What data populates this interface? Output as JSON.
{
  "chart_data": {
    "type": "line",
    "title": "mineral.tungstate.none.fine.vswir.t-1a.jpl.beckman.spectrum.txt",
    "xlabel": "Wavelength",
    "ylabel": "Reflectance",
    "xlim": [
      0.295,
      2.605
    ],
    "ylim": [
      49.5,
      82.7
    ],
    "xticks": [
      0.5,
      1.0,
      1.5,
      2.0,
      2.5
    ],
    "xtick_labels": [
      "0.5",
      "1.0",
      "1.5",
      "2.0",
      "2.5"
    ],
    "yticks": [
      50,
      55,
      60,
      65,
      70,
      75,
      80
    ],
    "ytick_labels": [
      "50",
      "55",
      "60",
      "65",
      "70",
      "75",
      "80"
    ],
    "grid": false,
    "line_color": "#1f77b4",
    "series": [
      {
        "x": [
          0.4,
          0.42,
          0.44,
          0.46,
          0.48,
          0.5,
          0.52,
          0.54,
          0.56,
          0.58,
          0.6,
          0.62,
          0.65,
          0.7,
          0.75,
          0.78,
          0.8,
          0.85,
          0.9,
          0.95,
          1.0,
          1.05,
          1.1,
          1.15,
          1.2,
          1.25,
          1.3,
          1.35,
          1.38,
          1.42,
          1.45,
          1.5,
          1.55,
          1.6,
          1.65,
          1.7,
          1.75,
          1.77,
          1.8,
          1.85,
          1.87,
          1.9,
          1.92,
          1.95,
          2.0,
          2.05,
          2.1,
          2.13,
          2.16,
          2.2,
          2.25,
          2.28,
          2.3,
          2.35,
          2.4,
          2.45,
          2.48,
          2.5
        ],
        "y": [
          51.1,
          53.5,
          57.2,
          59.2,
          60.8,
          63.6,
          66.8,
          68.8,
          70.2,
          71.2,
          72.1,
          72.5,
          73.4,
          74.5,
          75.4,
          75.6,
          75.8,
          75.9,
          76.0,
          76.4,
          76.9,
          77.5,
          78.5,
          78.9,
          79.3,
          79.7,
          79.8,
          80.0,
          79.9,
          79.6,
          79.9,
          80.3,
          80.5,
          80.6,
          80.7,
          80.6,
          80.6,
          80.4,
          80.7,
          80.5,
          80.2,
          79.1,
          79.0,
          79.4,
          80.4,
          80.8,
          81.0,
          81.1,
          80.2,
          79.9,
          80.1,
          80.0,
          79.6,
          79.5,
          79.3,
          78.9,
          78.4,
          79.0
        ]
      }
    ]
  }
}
_ _ _
What to produce: Faithfully copy every entry, leaving nothing out.

In response:
What data populates this interface? Output as JSON.
{
  "chart_data": {
    "type": "line",
    "title": "mineral.tungstate.none.fine.vswir.t-1a.jpl.beckman.spectrum.txt",
    "xlabel": "Wavelength",
    "ylabel": "Reflectance",
    "xlim": [
      0.295,
      2.605
    ],
    "ylim": [
      49.5,
      82.7
    ],
    "xticks": [
      0.5,
      1.0,
      1.5,
      2.0,
      2.5
    ],
    "xtick_labels": [
      "0.5",
      "1.0",
      "1.5",
      "2.0",
      "2.5"
    ],
    "yticks": [
      50,
      55,
      60,
      65,
      70,
      75,
      80
    ],
    "ytick_labels": [
      "50",
      "55",
      "60",
      "65",
      "70",
      "75",
      "80"
    ],
    "grid": false,
    "line_color": "#1f77b4",
    "series": [
      {
        "x": [
          0.4,
          0.42,
          0.44,
          0.46,
          0.48,
          0.5,
          0.52,
          0.54,
          0.56,
          0.58,
          0.6,
          0.62,
          0.65,
          0.7,
          0.75,
          0.78,
          0.8,
          0.85,
          0.9,
          0.95,
          1.0,
          1.05,
          1.1,
          1.15,
          1.2,
          1.25,
          1.3,
          1.35,
          1.38,
          1.42,
          1.45,
          1.5,
          1.55,
          1.6,
          1.65,
          1.7,
          1.75,
          1.77,
          1.8,
          1.85,
          1.87,
          1.9,
          1.92,
          1.95,
          2.0,
          2.05,
          2.1,
          2.13,
          2.16,
          2.2,
          2.25,
          2.28,
          2.3,
          2.35,
          2.4,
          2.45,
          2.48,
          2.5
        ],
        "y": [
          51.1,
          53.5,
          57.2,
          59.2,
          60.8,
          63.6,
          66.8,
          68.8,
          70.2,
          71.2,
          72.1,
          72.5,
          73.4,
          74.5,
          75.4,
          75.6,
          75.8,
          75.9,
          76.0,
          76.4,
          76.9,
          77.5,
          78.5,
          78.9,
          79.3,
          79.7,
          79.8,
          80.0,
          79.9,
          79.6,
          79.9,
          80.3,
          80.5,
          80.6,
          80.7,
          80.6,
          80.6,
          80.4,
          80.7,
          80.5,
          80.2,
          79.1,
          79.0,
          79.4,
          80.4,
          80.8,
          81.0,
          81.1,
          80.2,
          79.9,
          80.1,
          80.0,
          79.6,
          79.5,
          79.3,
          78.9,
          78.4,
          79.0
        ]
      }
    ]
  }
}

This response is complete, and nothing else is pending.